(INSTRUCTION)
Type every record exactly as it appears.

══ EXERCISE MATERIAL ══

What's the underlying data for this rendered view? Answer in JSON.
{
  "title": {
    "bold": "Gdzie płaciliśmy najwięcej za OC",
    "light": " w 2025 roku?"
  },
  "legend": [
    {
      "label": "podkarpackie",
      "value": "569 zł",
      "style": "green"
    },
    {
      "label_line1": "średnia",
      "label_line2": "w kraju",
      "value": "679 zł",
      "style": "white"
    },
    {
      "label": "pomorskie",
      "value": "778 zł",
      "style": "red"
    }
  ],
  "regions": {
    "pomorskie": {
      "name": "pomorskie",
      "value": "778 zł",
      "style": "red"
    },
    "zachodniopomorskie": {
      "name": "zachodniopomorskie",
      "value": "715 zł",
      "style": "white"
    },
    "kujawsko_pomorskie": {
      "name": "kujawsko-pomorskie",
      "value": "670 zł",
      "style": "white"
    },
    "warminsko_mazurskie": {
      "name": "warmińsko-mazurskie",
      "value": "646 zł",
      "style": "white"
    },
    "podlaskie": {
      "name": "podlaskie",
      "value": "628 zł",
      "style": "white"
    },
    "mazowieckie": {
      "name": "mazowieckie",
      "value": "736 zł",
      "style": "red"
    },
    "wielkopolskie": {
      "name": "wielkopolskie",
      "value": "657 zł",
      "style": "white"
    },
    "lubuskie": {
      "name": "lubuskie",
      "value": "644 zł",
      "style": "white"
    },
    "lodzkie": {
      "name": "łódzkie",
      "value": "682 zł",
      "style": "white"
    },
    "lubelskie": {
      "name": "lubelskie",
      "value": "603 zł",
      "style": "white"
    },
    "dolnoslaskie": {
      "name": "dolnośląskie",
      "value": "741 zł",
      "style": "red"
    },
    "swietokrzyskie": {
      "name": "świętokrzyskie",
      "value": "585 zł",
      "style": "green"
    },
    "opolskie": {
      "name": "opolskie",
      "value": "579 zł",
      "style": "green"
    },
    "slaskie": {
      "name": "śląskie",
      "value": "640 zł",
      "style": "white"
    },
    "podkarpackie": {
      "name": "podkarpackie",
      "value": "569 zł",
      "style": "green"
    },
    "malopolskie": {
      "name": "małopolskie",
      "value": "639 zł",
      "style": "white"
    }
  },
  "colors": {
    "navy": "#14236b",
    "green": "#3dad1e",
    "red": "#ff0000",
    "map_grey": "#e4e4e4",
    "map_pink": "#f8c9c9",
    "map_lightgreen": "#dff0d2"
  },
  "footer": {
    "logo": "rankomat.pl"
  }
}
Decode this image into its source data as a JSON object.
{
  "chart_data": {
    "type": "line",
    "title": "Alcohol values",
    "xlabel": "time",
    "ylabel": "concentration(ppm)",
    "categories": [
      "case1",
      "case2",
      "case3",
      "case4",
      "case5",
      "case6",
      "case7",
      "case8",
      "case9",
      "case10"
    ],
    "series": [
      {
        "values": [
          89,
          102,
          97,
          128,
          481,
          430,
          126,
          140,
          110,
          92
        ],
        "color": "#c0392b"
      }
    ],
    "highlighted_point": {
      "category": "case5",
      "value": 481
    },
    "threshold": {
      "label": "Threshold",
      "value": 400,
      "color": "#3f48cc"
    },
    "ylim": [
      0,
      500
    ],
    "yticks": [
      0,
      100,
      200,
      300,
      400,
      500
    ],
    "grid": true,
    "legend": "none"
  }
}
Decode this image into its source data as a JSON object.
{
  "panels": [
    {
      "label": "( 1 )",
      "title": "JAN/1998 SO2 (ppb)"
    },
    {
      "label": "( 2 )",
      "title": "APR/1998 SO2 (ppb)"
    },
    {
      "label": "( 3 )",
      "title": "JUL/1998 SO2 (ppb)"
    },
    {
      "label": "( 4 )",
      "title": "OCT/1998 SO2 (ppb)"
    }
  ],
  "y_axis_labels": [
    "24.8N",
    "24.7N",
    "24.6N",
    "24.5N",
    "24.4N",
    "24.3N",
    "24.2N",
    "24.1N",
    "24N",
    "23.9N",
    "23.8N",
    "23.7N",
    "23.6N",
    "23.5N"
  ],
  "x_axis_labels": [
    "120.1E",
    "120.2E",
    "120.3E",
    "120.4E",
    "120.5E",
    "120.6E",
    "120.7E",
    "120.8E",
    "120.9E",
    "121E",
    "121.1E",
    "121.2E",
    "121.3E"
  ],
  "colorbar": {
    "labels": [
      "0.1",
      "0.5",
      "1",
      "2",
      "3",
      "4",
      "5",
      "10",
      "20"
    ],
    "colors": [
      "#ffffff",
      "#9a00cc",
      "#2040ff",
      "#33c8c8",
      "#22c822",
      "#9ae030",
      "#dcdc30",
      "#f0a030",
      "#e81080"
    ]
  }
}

═══

(EXERCISE RESULT)
What's the underlying data for this rendered view? Answer in JSON.
{
  "title": {
    "bold": "Gdzie płaciliśmy najwięcej za OC",
    "light": " w 2025 roku?"
  },
  "legend": [
    {
      "label": "podkarpackie",
      "value": "569 zł",
      "style": "green"
    },
    {
      "label_line1": "średnia",
      "label_line2": "w kraju",
      "value": "679 zł",
      "style": "white"
    },
    {
      "label": "pomorskie",
      "value": "778 zł",
      "style": "red"
    }
  ],
  "regions": {
    "pomorskie": {
      "name": "pomorskie",
      "value": "778 zł",
      "style": "red"
    },
    "zachodniopomorskie": {
      "name": "zachodniopomorskie",
      "value": "715 zł",
      "style": "white"
    },
    "kujawsko_pomorskie": {
      "name": "kujawsko-pomorskie",
      "value": "670 zł",
      "style": "white"
    },
    "warminsko_mazurskie": {
      "name": "warmińsko-mazurskie",
      "value": "646 zł",
      "style": "white"
    },
    "podlaskie": {
      "name": "podlaskie",
      "value": "628 zł",
      "style": "white"
    },
    "mazowieckie": {
      "name": "mazowieckie",
      "value": "736 zł",
      "style": "red"
    },
    "wielkopolskie": {
      "name": "wielkopolskie",
      "value": "657 zł",
      "style": "white"
    },
    "lubuskie": {
      "name": "lubuskie",
      "value": "644 zł",
      "style": "white"
    },
    "lodzkie": {
      "name": "łódzkie",
      "value": "682 zł",
      "style": "white"
    },
    "lubelskie": {
      "name": "lubelskie",
      "value": "603 zł",
      "style": "white"
    },
    "dolnoslaskie": {
      "name": "dolnośląskie",
      "value": "741 zł",
      "style": "red"
    },
    "swietokrzyskie": {
      "name": "świętokrzyskie",
      "value": "585 zł",
      "style": "green"
    },
    "opolskie": {
      "name": "opolskie",
      "value": "579 zł",
      "style": "green"
    },
    "slaskie": {
      "name": "śląskie",
      "value": "640 zł",
      "style": "white"
    },
    "podkarpackie": {
      "name": "podkarpackie",
      "value": "569 zł",
      "style": "green"
    },
    "malopolskie": {
      "name": "małopolskie",
      "value": "639 zł",
      "style": "white"
    }
  },
  "colors": {
    "navy": "#14236b",
    "green": "#3dad1e",
    "red": "#ff0000",
    "map_grey": "#e4e4e4",
    "map_pink": "#f8c9c9",
    "map_lightgreen": "#dff0d2"
  },
  "footer": {
    "logo": "rankomat.pl"
  }
}
Decode this image into its source data as a JSON object.
{
  "chart_data": {
    "type": "line",
    "title": "Alcohol values",
    "xlabel": "time",
    "ylabel": "concentration(ppm)",
    "categories": [
      "case1",
      "case2",
      "case3",
      "case4",
      "case5",
      "case6",
      "case7",
      "case8",
      "case9",
      "case10"
    ],
    "series": [
      {
        "values": [
          89,
          102,
          97,
          128,
          481,
          430,
          126,
          140,
          110,
          92
        ],
        "color": "#c0392b"
      }
    ],
    "highlighted_point": {
      "category": "case5",
      "value": 481
    },
    "threshold": {
      "label": "Threshold",
      "value": 400,
      "color": "#3f48cc"
    },
    "ylim": [
      0,
      500
    ],
    "yticks": [
      0,
      100,
      200,
      300,
      400,
      500
    ],
    "grid": true,
    "legend": "none"
  }
}
Decode this image into its source data as a JSON object.
{
  "panels": [
    {
      "label": "( 1 )",
      "title": "JAN/1998 SO2 (ppb)"
    },
    {
      "label": "( 2 )",
      "title": "APR/1998 SO2 (ppb)"
    },
    {
      "label": "( 3 )",
      "title": "JUL/1998 SO2 (ppb)"
    },
    {
      "label": "( 4 )",
      "title": "OCT/1998 SO2 (ppb)"
    }
  ],
  "y_axis_labels": [
    "24.8N",
    "24.7N",
    "24.6N",
    "24.5N",
    "24.4N",
    "24.3N",
    "24.2N",
    "24.1N",
    "24N",
    "23.9N",
    "23.8N",
    "23.7N",
    "23.6N",
    "23.5N"
  ],
  "x_axis_labels": [
    "120.1E",
    "120.2E",
    "120.3E",
    "120.4E",
    "120.5E",
    "120.6E",
    "120.7E",
    "120.8E",
    "120.9E",
    "121E",
    "121.1E",
    "121.2E",
    "121.3E"
  ],
  "colorbar": {
    "labels": [
      "0.1",
      "0.5",
      "1",
      "2",
      "3",
      "4",
      "5",
      "10",
      "20"
    ],
    "colors": [
      "#ffffff",
      "#9a00cc",
      "#2040ff",
      "#33c8c8",
      "#22c822",
      "#9ae030",
      "#dcdc30",
      "#f0a030",
      "#e81080"
    ]
  }
}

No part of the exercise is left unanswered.